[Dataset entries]
....
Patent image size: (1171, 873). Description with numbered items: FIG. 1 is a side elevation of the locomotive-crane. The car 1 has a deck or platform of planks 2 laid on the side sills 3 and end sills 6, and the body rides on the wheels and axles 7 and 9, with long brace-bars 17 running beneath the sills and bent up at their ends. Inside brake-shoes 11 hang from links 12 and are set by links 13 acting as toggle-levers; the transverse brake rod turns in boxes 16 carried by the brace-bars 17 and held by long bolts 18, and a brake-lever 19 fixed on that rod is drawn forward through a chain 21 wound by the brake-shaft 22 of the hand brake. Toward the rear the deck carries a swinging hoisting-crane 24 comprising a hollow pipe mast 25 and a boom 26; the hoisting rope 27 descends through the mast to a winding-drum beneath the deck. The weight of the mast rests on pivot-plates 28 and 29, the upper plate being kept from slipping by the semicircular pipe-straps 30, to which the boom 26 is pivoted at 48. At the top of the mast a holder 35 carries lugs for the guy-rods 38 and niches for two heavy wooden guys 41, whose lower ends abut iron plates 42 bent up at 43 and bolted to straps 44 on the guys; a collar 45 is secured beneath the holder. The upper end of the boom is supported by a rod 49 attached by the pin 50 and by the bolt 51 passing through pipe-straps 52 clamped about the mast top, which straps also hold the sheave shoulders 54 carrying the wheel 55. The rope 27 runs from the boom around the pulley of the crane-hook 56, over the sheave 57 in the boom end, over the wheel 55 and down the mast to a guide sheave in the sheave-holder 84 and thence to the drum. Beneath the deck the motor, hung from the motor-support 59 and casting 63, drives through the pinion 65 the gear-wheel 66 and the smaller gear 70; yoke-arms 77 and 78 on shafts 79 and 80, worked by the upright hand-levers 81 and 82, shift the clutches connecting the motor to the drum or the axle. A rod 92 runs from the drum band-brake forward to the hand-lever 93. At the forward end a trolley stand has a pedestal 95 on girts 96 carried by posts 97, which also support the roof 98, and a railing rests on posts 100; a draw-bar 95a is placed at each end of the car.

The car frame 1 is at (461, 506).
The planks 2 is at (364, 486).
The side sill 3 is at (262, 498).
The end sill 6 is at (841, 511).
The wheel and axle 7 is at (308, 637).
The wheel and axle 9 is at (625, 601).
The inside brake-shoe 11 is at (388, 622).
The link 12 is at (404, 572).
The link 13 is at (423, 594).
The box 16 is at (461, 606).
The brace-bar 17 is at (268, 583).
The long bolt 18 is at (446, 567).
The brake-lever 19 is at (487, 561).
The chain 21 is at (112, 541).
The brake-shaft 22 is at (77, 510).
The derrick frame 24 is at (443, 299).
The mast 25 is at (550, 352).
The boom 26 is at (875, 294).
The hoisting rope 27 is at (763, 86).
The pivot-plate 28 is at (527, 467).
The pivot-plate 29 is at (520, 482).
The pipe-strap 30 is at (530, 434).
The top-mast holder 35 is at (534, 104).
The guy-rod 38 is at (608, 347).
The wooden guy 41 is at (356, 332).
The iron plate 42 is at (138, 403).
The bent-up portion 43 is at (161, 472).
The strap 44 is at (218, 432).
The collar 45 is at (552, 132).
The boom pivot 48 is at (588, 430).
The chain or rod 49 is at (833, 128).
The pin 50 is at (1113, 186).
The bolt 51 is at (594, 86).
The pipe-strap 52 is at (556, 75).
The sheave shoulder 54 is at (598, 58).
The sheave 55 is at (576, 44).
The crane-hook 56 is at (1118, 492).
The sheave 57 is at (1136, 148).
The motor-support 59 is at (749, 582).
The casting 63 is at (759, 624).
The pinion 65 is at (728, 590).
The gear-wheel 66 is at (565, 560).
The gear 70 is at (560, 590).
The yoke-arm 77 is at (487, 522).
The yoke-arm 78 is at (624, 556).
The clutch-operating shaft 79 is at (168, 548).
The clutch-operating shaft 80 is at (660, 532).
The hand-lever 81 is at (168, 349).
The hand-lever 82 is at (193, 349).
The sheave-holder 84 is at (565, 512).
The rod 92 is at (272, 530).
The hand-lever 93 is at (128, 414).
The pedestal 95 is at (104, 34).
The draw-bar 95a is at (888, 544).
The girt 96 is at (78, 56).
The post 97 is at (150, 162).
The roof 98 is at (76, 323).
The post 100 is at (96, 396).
....
> **The problem**
Return every row above that contains the string "bent", matching case exactly.

> **Complete answer**
Patent image size: (1171, 873). Description with numbered items: FIG. 1 is a side elevation of the locomotive-crane. The car 1 has a deck or platform of planks 2 laid on the side sills 3 and end sills 6, and the body rides on the wheels and axles 7 and 9, with long brace-bars 17 running beneath the sills and bent up at their ends. Inside brake-shoes 11 hang from links 12 and are set by links 13 acting as toggle-levers; the transverse brake rod turns in boxes 16 carried by the brace-bars 17 and held by long bolts 18, and a brake-lever 19 fixed on that rod is drawn forward through a chain 21 wound by the brake-shaft 22 of the hand brake. Toward the rear the deck carries a swinging hoisting-crane 24 comprising a hollow pipe mast 25 and a boom 26; the hoisting rope 27 descends through the mast to a winding-drum beneath the deck. The weight of the mast rests on pivot-plates 28 and 29, the upper plate being kept from slipping by the semicircular pipe-straps 30, to which the boom 26 is pivoted at 48. At the top of the mast a holder 35 carries lugs for the guy-rods 38 and niches for two heavy wooden guys 41, whose lower ends abut iron plates 42 bent up at 43 and bolted to straps 44 on the guys; a collar 45 is secured beneath the holder. The upper end of the boom is supported by a rod 49 attached by the pin 50 and by the bolt 51 passing through pipe-straps 52 clamped about the mast top, which straps also hold the sheave shoulders 54 carrying the wheel 55. The rope 27 runs from the boom around the pulley of the crane-hook 56, over the sheave 57 in the boom end, over the wheel 55 and down the mast to a guide sheave in the sheave-holder 84 and thence to the drum. Beneath the deck the motor, hung from the motor-support 59 and casting 63, drives through the pinion 65 the gear-wheel 66 and the smaller gear 70; yoke-arms 77 and 78 on shafts 79 and 80, worked by the upright hand-levers 81 and 82, shift the clutches connecting the motor to the drum or the axle. A rod 92 runs from the drum band-brake forward to the hand-lever 93. At the forward end a trolley stand has a pedestal 95 on girts 96 carried by posts 97, which also support the roof 98, and a railing rests on posts 100; a draw-bar 95a is placed at each end of the car.
The bent-up portion 43 is at (161, 472).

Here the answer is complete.